**TASK REQUIREMENTS**
Copy every record exactly, and keep the pictures out.

-- Start --

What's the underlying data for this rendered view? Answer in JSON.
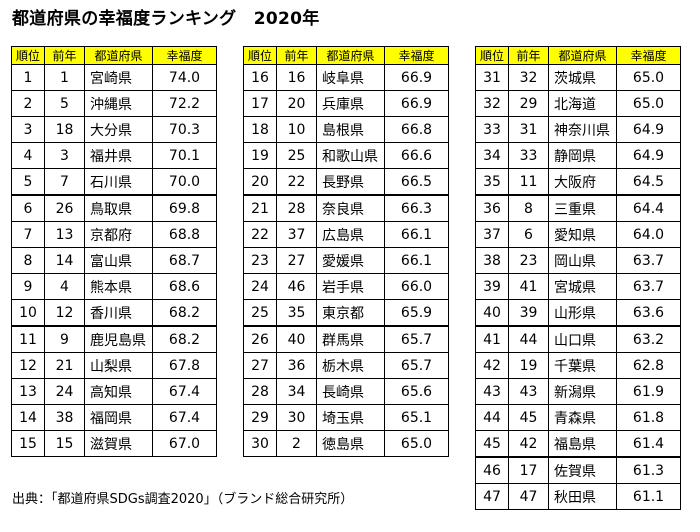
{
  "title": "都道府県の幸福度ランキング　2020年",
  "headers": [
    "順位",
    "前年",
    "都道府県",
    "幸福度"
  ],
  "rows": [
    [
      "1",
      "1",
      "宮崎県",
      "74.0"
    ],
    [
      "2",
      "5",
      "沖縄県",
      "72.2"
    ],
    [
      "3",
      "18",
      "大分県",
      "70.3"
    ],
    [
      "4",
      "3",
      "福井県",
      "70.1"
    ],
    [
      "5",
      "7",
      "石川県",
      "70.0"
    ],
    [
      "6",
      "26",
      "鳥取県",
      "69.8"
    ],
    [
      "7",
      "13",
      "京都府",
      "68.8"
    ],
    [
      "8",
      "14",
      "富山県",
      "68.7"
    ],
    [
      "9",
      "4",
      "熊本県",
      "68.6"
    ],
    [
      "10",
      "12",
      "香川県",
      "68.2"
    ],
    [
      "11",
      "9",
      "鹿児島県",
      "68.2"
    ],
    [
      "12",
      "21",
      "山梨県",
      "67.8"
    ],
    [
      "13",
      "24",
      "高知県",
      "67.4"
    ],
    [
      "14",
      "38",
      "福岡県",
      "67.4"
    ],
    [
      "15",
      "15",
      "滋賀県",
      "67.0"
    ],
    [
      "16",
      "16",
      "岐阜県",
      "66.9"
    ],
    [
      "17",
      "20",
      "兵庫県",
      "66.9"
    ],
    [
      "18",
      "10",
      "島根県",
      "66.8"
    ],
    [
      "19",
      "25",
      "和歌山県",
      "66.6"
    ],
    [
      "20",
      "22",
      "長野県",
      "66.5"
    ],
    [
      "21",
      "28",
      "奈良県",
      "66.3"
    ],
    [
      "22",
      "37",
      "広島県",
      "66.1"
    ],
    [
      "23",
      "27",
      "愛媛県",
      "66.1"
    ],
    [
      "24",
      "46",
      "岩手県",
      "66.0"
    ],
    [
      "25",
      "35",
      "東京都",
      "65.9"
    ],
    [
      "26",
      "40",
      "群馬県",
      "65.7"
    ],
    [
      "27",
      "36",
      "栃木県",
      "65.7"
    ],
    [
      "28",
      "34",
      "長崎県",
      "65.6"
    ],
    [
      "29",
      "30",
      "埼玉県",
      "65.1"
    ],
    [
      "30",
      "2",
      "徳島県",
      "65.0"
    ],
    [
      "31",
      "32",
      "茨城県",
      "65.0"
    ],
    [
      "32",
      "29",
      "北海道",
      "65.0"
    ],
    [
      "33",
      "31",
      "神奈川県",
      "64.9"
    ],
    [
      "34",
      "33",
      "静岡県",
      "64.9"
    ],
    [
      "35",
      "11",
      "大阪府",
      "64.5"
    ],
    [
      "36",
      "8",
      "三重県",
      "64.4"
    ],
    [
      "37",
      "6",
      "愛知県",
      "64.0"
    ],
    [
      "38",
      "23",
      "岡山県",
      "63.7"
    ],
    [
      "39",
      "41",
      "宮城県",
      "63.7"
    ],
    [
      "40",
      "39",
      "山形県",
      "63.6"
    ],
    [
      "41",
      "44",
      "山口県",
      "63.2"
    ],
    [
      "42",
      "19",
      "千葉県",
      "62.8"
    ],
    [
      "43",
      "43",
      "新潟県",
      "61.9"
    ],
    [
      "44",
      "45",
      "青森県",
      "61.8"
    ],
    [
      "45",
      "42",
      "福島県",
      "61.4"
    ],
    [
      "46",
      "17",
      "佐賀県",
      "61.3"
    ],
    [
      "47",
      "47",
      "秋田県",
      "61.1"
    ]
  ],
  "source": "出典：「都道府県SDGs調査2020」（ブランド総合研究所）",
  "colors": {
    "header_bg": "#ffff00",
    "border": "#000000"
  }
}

-- End --

**TASK OUTPUT**
What's the underlying data for this rendered view? Answer in JSON.
{
  "title": "都道府県の幸福度ランキング　2020年",
  "headers": [
    "順位",
    "前年",
    "都道府県",
    "幸福度"
  ],
  "rows": [
    [
      "1",
      "1",
      "宮崎県",
      "74.0"
    ],
    [
      "2",
      "5",
      "沖縄県",
      "72.2"
    ],
    [
      "3",
      "18",
      "大分県",
      "70.3"
    ],
    [
      "4",
      "3",
      "福井県",
      "70.1"
    ],
    [
      "5",
      "7",
      "石川県",
      "70.0"
    ],
    [
      "6",
      "26",
      "鳥取県",
      "69.8"
    ],
    [
      "7",
      "13",
      "京都府",
      "68.8"
    ],
    [
      "8",
      "14",
      "富山県",
      "68.7"
    ],
    [
      "9",
      "4",
      "熊本県",
      "68.6"
    ],
    [
      "10",
      "12",
      "香川県",
      "68.2"
    ],
    [
      "11",
      "9",
      "鹿児島県",
      "68.2"
    ],
    [
      "12",
      "21",
      "山梨県",
      "67.8"
    ],
    [
      "13",
      "24",
      "高知県",
      "67.4"
    ],
    [
      "14",
      "38",
      "福岡県",
      "67.4"
    ],
    [
      "15",
      "15",
      "滋賀県",
      "67.0"
    ],
    [
      "16",
      "16",
      "岐阜県",
      "66.9"
    ],
    [
      "17",
      "20",
      "兵庫県",
      "66.9"
    ],
    [
      "18",
      "10",
      "島根県",
      "66.8"
    ],
    [
      "19",
      "25",
      "和歌山県",
      "66.6"
    ],
    [
      "20",
      "22",
      "長野県",
      "66.5"
    ],
    [
      "21",
      "28",
      "奈良県",
      "66.3"
    ],
    [
      "22",
      "37",
      "広島県",
      "66.1"
    ],
    [
      "23",
      "27",
      "愛媛県",
      "66.1"
    ],
    [
      "24",
      "46",
      "岩手県",
      "66.0"
    ],
    [
      "25",
      "35",
      "東京都",
      "65.9"
    ],
    [
      "26",
      "40",
      "群馬県",
      "65.7"
    ],
    [
      "27",
      "36",
      "栃木県",
      "65.7"
    ],
    [
      "28",
      "34",
      "長崎県",
      "65.6"
    ],
    [
      "29",
      "30",
      "埼玉県",
      "65.1"
    ],
    [
      "30",
      "2",
      "徳島県",
      "65.0"
    ],
    [
      "31",
      "32",
      "茨城県",
      "65.0"
    ],
    [
      "32",
      "29",
      "北海道",
      "65.0"
    ],
    [
      "33",
      "31",
      "神奈川県",
      "64.9"
    ],
    [
      "34",
      "33",
      "静岡県",
      "64.9"
    ],
    [
      "35",
      "11",
      "大阪府",
      "64.5"
    ],
    [
      "36",
      "8",
      "三重県",
      "64.4"
    ],
    [
      "37",
      "6",
      "愛知県",
      "64.0"
    ],
    [
      "38",
      "23",
      "岡山県",
      "63.7"
    ],
    [
      "39",
      "41",
      "宮城県",
      "63.7"
    ],
    [
      "40",
      "39",
      "山形県",
      "63.6"
    ],
    [
      "41",
      "44",
      "山口県",
      "63.2"
    ],
    [
      "42",
      "19",
      "千葉県",
      "62.8"
    ],
    [
      "43",
      "43",
      "新潟県",
      "61.9"
    ],
    [
      "44",
      "45",
      "青森県",
      "61.8"
    ],
    [
      "45",
      "42",
      "福島県",
      "61.4"
    ],
    [
      "46",
      "17",
      "佐賀県",
      "61.3"
    ],
    [
      "47",
      "47",
      "秋田県",
      "61.1"
    ]
  ],
  "source": "出典：「都道府県SDGs調査2020」（ブランド総合研究所）",
  "colors": {
    "header_bg": "#ffff00",
    "border": "#000000"
  }
}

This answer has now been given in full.